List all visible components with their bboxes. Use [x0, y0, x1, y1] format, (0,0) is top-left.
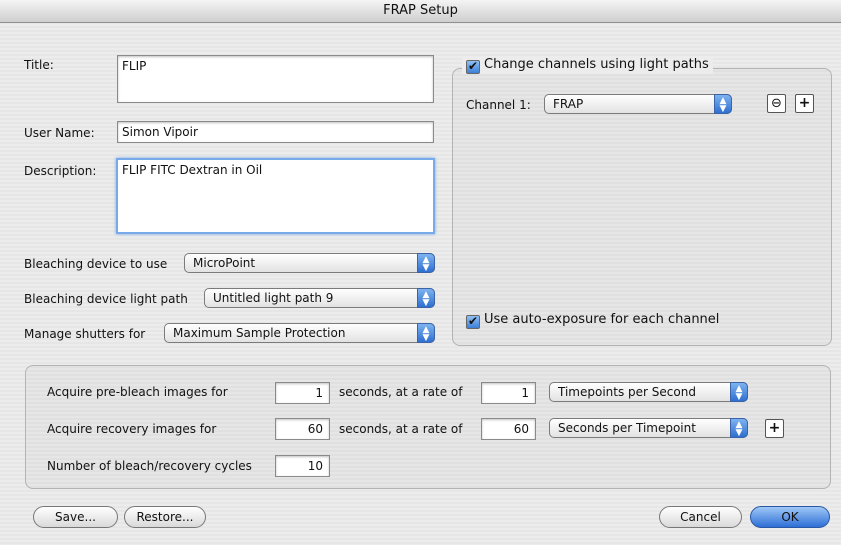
- cancel-button[interactable]: Cancel: [659, 506, 742, 528]
- prebleach-rate-label: seconds, at a rate of: [339, 385, 463, 399]
- change-channels-label: Change channels using light paths: [484, 57, 709, 72]
- updown-arrow-icon: ▲ ▼: [417, 253, 435, 273]
- prebleach-rate-field[interactable]: 1: [481, 382, 536, 404]
- restore-button[interactable]: Restore...: [124, 506, 206, 528]
- title-field[interactable]: FLIP: [117, 55, 434, 103]
- add-recovery-button[interactable]: +: [765, 419, 784, 438]
- updown-arrow-icon: ▲ ▼: [417, 288, 435, 308]
- username-field[interactable]: Simon Vipoir: [117, 121, 434, 143]
- title-label: Title:: [24, 58, 54, 72]
- prebleach-seconds-field[interactable]: 1: [275, 382, 330, 404]
- plus-icon: +: [798, 95, 811, 111]
- description-label: Description:: [24, 164, 97, 178]
- username-label: User Name:: [24, 126, 95, 140]
- bleach-device-value: MicroPoint: [193, 256, 256, 270]
- shutters-label: Manage shutters for: [24, 327, 146, 341]
- updown-arrow-icon: ▲ ▼: [714, 94, 732, 114]
- recovery-unit-value: Seconds per Timepoint: [558, 421, 696, 435]
- updown-arrow-icon: ▲ ▼: [417, 323, 435, 343]
- recovery-label: Acquire recovery images for: [47, 422, 217, 436]
- recovery-seconds-field[interactable]: 60: [275, 418, 330, 440]
- prebleach-label: Acquire pre-bleach images for: [47, 385, 228, 399]
- bleach-lightpath-label: Bleaching device light path: [24, 292, 188, 306]
- channel1-popup[interactable]: FRAP ▲ ▼: [544, 94, 732, 114]
- recovery-rate-field[interactable]: 60: [481, 418, 536, 440]
- change-channels-checkbox[interactable]: ✔ Change channels using light paths: [462, 57, 713, 74]
- autoexposure-checkbox[interactable]: ✔ Use auto-exposure for each channel: [466, 312, 719, 329]
- channel1-value: FRAP: [553, 97, 584, 111]
- cycles-label: Number of bleach/recovery cycles: [47, 459, 252, 473]
- shutters-value: Maximum Sample Protection: [173, 326, 346, 340]
- recovery-rate-label: seconds, at a rate of: [339, 422, 463, 436]
- checkmark-icon: ✔: [466, 59, 480, 74]
- plus-icon: +: [768, 420, 781, 436]
- ok-button[interactable]: OK: [750, 506, 830, 528]
- checkmark-icon: ✔: [466, 314, 480, 329]
- bleach-device-label: Bleaching device to use: [24, 257, 168, 271]
- window-title: FRAP Setup: [0, 0, 841, 23]
- remove-icon: ⊖: [771, 96, 782, 111]
- bleach-device-popup[interactable]: MicroPoint ▲ ▼: [184, 253, 435, 273]
- channel1-label: Channel 1:: [466, 98, 531, 112]
- prebleach-unit-value: Timepoints per Second: [558, 385, 696, 399]
- description-field[interactable]: FLIP FITC Dextran in Oil: [116, 158, 435, 234]
- shutters-popup[interactable]: Maximum Sample Protection ▲ ▼: [164, 323, 435, 343]
- autoexposure-label: Use auto-exposure for each channel: [484, 312, 720, 327]
- remove-channel-button[interactable]: ⊖: [767, 94, 786, 113]
- updown-arrow-icon: ▲ ▼: [730, 418, 748, 438]
- save-button[interactable]: Save...: [33, 506, 118, 528]
- cycles-field[interactable]: 10: [275, 455, 330, 477]
- recovery-unit-popup[interactable]: Seconds per Timepoint ▲ ▼: [549, 418, 748, 438]
- updown-arrow-icon: ▲ ▼: [730, 382, 748, 402]
- bleach-lightpath-value: Untitled light path 9: [213, 291, 334, 305]
- add-channel-button[interactable]: +: [795, 94, 814, 113]
- prebleach-unit-popup[interactable]: Timepoints per Second ▲ ▼: [549, 382, 748, 402]
- frap-setup-window: FRAP Setup Title: FLIP User Name: Simon …: [0, 0, 841, 545]
- bleach-lightpath-popup[interactable]: Untitled light path 9 ▲ ▼: [204, 288, 435, 308]
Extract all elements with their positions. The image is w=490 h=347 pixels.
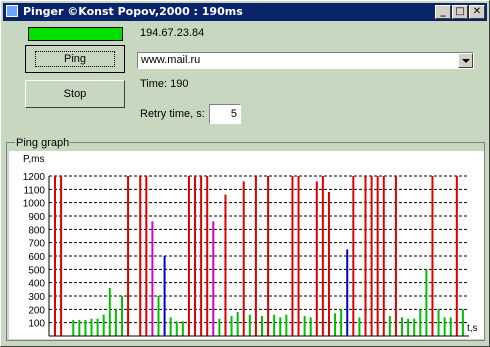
y-tick-label: 800 (28, 225, 45, 236)
y-tick-label: 600 (28, 252, 45, 263)
ping-button-label: Ping (34, 51, 116, 67)
maximize-icon[interactable]: □ (452, 5, 468, 19)
y-tick-label: 200 (28, 305, 45, 316)
y-tick-label: 300 (28, 292, 45, 303)
progress-fill (29, 28, 122, 40)
ping-progress-bar (28, 27, 123, 41)
close-icon[interactable]: ✕ (469, 5, 485, 19)
retry-label: Retry time, s: (140, 108, 205, 120)
stop-button[interactable]: Stop (25, 80, 125, 108)
y-tick-label: 700 (28, 239, 45, 250)
minimize-icon[interactable]: _ (435, 5, 451, 19)
window-title: Pinger ©Konst Popov,2000 : 190ms (23, 5, 243, 18)
app-window: Pinger ©Konst Popov,2000 : 190ms _ □ ✕ 1… (0, 0, 490, 347)
x-axis-label: t,s (467, 323, 478, 334)
time-readout: Time: 190 (140, 78, 189, 90)
y-axis-label: P,ms (23, 154, 45, 165)
y-tick-label: 900 (28, 212, 45, 223)
ip-address: 194.67.23.84 (140, 27, 205, 39)
y-tick-label: 500 (28, 265, 45, 276)
host-value: www.mail.ru (141, 54, 201, 66)
stop-button-label: Stop (63, 88, 87, 100)
y-tick-label: 1100 (23, 185, 45, 196)
ping-graph: P,ms t,s 1200 1100 1000 900 800 700 600 500 400 3… (9, 151, 484, 339)
group-title: Ping graph (15, 137, 71, 149)
ping-button[interactable]: Ping (25, 45, 125, 73)
host-combobox[interactable]: www.mail.ru (137, 52, 474, 69)
y-tick-label: 1000 (23, 199, 46, 210)
title-bar[interactable]: Pinger ©Konst Popov,2000 : 190ms _ □ ✕ (3, 3, 487, 21)
y-tick-label: 400 (28, 279, 45, 290)
graph-background (9, 151, 484, 339)
retry-time-input[interactable]: 5 (209, 104, 241, 124)
chevron-down-icon[interactable] (458, 53, 473, 68)
app-icon (6, 5, 18, 17)
y-tick-label: 100 (28, 319, 45, 330)
y-tick-label: 1200 (23, 172, 46, 183)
----
** EXERCISE BRIEF **
Rewrite the part that opens with the line containing "- cancel-button[interactable]: Cancel: [659, 506, 742, 528]" and closes with the line containing "- prebleach-seconds-field[interactable]: 1: [275, 382, 330, 404]", swapping "light paths" for "optical paths" and leaving everything else unchanged.

** FULL OUTPUT **
- cancel-button[interactable]: Cancel: [659, 506, 742, 528]
- prebleach-rate-label: seconds, at a rate of: [339, 385, 463, 399]
- change-channels-label: Change channels using optical paths: [484, 57, 709, 72]
- updown-arrow-icon: ▲ ▼: [417, 253, 435, 273]
- prebleach-rate-field[interactable]: 1: [481, 382, 536, 404]
- restore-button[interactable]: Restore...: [124, 506, 206, 528]
- title-field[interactable]: FLIP: [117, 55, 434, 103]
- add-recovery-button[interactable]: +: [765, 419, 784, 438]
- updown-arrow-icon: ▲ ▼: [417, 288, 435, 308]
- username-field[interactable]: Simon Vipoir: [117, 121, 434, 143]
- title-label: Title:: [24, 58, 54, 72]
- prebleach-seconds-field[interactable]: 1: [275, 382, 330, 404]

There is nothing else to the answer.